Aim 1: Copy the diagram dataset records below word for word.

Source passage:
┌──
Now, it’s important to note that there’s no word on a trade being close.

Really, there are plenty of reports that indicate that Avalanche GM Joe Sakic continues to hold out for a great deal, whether you believe his aims are reasonable or not.

Sportsnet’s Elliotte Friedman reported in “31 Thoughts” that the Avalanche may have at least discussed P.K. Subban with the Nashville Predators, and updates back up the notion that Sakic is shooting high:

Wow.

So, to reiterate, it could be quite a while before the Avalanche trade Duchene. It’s really difficult to tell, especially since moves can come together quickly after laying dormant for what seems like ages.

***

So, again, this isn’t to say a trade is coming. With training camp nearing, it’s fun to break down the facets of a possible move, anyway.

On Tuesday, PHT pondered the Hurricanes giving up Noah Hanifin for Duchene. Such an idea didn’t seem particularly well-received by Carolina fans.

The Athletic’s Aaron Portzline reports that the Columbus Blue Jackets have not offered up the combination of Boone Jenner and Ryan Murray to try to nab Duchene, but in a Wednesday newsletter, Portzline reported that such a combination could possibly meet the Avalanche’s needs.
└──
(Collected data)
┌──
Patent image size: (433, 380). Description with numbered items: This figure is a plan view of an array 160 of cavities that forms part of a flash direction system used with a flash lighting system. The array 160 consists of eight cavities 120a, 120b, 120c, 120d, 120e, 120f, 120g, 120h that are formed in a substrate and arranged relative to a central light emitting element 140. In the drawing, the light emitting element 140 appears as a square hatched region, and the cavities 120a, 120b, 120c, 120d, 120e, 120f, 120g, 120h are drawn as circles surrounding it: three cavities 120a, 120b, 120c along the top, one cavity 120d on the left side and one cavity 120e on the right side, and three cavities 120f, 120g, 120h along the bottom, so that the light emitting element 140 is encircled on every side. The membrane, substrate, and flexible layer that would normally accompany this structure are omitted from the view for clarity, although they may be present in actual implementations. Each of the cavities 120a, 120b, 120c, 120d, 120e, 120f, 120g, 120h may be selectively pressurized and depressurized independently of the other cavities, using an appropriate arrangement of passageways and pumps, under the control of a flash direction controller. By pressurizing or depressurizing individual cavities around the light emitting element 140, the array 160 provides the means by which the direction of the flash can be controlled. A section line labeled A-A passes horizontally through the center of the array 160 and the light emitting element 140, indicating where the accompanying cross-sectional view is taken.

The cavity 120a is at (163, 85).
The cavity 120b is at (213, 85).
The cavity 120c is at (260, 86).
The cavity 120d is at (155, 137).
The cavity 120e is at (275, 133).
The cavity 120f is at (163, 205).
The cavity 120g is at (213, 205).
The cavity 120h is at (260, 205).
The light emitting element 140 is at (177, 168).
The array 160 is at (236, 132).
└──
Aim 2: Repeat the whole passage above about a possible Duchene trade word for word.

Written response 1:
Patent image size: (433, 380). Description with numbered items: This figure is a plan view of an array 160 of cavities that forms part of a flash direction system used with a flash lighting system. The array 160 consists of eight cavities 120a, 120b, 120c, 120d, 120e, 120f, 120g, 120h that are formed in a substrate and arranged relative to a central light emitting element 140. In the drawing, the light emitting element 140 appears as a square hatched region, and the cavities 120a, 120b, 120c, 120d, 120e, 120f, 120g, 120h are drawn as circles surrounding it: three cavities 120a, 120b, 120c along the top, one cavity 120d on the left side and one cavity 120e on the right side, and three cavities 120f, 120g, 120h along the bottom, so that the light emitting element 140 is encircled on every side. The membrane, substrate, and flexible layer that would normally accompany this structure are omitted from the view for clarity, although they may be present in actual implementations. Each of the cavities 120a, 120b, 120c, 120d, 120e, 120f, 120g, 120h may be selectively pressurized and depressurized independently of the other cavities, using an appropriate arrangement of passageways and pumps, under the control of a flash direction controller. By pressurizing or depressurizing individual cavities around the light emitting element 140, the array 160 provides the means by which the direction of the flash can be controlled. A section line labeled A-A passes horizontally through the center of the array 160 and the light emitting element 140, indicating where the accompanying cross-sectional view is taken.

The cavity 120a is at (163, 85).
The cavity 120b is at (213, 85).
The cavity 120c is at (260, 86).
The cavity 120d is at (155, 137).
The cavity 120e is at (275, 133).
The cavity 120f is at (163, 205).
The cavity 120g is at (213, 205).
The cavity 120h is at (260, 205).
The light emitting element 140 is at (177, 168).
The array 160 is at (236, 132).

Written response 2:
Now, it’s important to note that there’s no word on a trade being close.

Really, there are plenty of reports that indicate that Avalanche GM Joe Sakic continues to hold out for a great deal, whether you believe his aims are reasonable or not.

Sportsnet’s Elliotte Friedman reported in “31 Thoughts” that the Avalanche may have at least discussed P.K. Subban with the Nashville Predators, and updates back up the notion that Sakic is shooting high:

Wow.

So, to reiterate, it could be quite a while before the Avalanche trade Duchene. It’s really difficult to tell, especially since moves can come together quickly after laying dormant for what seems like ages.

***

So, again, this isn’t to say a trade is coming. With training camp nearing, it’s fun to break down the facets of a possible move, anyway.

On Tuesday, PHT pondered the Hurricanes giving up Noah Hanifin for Duchene. Such an idea didn’t seem particularly well-received by Carolina fans.

The Athletic’s Aaron Portzline reports that the Columbus Blue Jackets have not offered up the combination of Boone Jenner and Ryan Murray to try to nab Duchene, but in a Wednesday newsletter, Portzline reported that such a combination could possibly meet the Avalanche’s needs.